WHAT IS EXPECTED
Copy, from the entries below, each line in which the string "text" appears.

--- START ---

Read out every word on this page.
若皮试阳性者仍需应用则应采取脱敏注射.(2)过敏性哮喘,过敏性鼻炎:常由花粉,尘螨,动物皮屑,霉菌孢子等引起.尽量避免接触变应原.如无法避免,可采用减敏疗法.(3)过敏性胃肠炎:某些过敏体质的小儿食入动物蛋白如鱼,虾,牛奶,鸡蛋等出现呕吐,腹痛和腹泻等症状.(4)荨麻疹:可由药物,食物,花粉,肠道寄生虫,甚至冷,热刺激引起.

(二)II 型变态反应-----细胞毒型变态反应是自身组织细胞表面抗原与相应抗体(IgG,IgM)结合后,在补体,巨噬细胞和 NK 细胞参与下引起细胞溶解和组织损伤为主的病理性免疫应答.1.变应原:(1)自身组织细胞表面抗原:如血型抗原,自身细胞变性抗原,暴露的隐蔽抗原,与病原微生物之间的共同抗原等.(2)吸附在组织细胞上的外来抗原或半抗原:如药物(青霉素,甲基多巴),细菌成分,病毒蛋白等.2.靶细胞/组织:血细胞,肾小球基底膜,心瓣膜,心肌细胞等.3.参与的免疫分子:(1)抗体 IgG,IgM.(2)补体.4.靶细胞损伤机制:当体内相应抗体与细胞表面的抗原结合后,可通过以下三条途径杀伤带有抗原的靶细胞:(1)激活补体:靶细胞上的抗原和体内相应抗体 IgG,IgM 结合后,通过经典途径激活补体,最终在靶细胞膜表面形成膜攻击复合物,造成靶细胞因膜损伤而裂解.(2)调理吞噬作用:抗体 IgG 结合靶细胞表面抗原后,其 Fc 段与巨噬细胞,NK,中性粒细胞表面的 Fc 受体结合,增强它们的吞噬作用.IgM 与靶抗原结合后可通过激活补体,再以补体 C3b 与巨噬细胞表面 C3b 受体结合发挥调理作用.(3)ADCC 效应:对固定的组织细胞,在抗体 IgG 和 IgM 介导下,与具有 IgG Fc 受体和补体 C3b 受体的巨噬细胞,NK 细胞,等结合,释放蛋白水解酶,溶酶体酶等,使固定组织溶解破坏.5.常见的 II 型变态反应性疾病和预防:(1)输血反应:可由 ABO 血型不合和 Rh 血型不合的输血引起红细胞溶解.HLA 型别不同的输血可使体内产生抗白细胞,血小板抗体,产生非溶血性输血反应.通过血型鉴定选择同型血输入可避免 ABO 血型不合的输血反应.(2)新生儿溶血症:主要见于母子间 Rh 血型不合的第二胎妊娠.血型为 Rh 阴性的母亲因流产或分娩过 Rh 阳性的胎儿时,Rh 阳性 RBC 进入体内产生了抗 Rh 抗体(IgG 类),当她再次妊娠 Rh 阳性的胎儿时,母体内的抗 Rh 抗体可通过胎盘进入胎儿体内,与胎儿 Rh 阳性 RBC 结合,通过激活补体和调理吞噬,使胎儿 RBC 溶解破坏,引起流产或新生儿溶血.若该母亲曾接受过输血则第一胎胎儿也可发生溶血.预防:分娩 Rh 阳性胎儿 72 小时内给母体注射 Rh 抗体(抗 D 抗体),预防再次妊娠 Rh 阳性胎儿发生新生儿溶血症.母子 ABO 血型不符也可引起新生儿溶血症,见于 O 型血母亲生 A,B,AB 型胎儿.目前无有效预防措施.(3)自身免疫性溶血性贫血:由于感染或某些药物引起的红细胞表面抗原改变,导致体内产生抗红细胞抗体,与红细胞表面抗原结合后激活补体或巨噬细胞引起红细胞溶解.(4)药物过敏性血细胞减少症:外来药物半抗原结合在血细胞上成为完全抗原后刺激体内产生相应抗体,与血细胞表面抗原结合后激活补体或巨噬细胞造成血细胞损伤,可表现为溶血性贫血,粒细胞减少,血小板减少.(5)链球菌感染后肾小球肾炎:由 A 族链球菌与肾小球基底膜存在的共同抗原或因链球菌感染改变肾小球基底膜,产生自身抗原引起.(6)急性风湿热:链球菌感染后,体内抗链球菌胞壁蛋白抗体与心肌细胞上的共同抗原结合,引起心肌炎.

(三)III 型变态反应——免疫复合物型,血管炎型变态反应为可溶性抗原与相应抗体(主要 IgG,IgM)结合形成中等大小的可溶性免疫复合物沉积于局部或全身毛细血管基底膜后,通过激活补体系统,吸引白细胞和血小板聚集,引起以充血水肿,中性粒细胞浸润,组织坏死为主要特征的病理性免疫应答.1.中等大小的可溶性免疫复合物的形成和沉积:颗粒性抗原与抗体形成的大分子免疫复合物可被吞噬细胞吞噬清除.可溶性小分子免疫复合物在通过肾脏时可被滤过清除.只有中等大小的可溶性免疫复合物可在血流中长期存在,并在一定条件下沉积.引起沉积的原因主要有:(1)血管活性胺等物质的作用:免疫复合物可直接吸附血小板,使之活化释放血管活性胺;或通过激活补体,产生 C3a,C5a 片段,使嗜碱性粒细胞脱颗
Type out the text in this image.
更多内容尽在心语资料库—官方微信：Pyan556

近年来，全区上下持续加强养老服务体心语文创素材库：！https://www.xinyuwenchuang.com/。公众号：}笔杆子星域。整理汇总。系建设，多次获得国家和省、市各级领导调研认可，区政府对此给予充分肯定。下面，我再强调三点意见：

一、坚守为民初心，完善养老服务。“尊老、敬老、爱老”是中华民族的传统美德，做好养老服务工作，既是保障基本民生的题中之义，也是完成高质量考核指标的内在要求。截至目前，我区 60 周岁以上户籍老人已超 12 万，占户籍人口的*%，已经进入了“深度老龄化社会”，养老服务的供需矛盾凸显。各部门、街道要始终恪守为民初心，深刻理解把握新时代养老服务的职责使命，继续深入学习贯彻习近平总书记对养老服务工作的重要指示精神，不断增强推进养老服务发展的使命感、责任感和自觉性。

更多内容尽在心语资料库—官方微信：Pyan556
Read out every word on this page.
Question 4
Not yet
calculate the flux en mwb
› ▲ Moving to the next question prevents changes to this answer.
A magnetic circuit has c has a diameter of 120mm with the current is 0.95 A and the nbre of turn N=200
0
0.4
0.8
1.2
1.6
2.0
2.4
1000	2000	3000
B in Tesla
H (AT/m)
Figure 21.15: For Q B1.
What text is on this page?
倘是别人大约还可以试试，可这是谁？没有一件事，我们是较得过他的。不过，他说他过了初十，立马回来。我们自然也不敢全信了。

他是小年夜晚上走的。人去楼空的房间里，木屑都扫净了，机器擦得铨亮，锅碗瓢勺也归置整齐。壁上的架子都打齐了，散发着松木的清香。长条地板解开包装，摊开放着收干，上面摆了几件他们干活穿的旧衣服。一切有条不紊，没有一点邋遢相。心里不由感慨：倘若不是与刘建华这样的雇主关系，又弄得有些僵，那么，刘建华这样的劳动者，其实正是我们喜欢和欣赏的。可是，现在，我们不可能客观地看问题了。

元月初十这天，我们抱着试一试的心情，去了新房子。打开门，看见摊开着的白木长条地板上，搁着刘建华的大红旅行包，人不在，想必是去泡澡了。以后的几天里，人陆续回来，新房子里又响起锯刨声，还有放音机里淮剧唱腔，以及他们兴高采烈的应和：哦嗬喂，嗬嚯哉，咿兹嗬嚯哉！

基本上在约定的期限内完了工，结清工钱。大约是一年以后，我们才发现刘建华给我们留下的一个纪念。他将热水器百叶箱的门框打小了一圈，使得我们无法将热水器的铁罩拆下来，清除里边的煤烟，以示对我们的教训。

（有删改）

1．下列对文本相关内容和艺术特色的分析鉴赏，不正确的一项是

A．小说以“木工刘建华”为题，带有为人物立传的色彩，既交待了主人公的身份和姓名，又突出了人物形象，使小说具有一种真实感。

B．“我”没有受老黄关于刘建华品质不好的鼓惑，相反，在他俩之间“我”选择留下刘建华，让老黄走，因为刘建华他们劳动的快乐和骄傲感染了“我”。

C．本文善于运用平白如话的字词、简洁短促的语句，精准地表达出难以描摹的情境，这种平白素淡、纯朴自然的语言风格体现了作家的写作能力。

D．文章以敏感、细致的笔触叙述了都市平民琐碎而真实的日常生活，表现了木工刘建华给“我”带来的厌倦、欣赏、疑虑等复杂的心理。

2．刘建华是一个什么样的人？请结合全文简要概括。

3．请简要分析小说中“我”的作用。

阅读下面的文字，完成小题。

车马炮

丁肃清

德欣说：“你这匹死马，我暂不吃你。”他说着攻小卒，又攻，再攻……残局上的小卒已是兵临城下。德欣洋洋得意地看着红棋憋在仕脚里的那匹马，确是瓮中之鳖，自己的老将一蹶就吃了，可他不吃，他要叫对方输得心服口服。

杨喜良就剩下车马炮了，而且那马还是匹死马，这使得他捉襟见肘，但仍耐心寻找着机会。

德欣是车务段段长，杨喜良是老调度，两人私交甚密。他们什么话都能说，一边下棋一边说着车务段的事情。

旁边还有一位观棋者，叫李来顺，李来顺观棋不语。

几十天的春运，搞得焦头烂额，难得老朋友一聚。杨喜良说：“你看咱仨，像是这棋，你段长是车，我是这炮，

--- END ---

RESPONSE
Type out the text in this image.
What text is on this page?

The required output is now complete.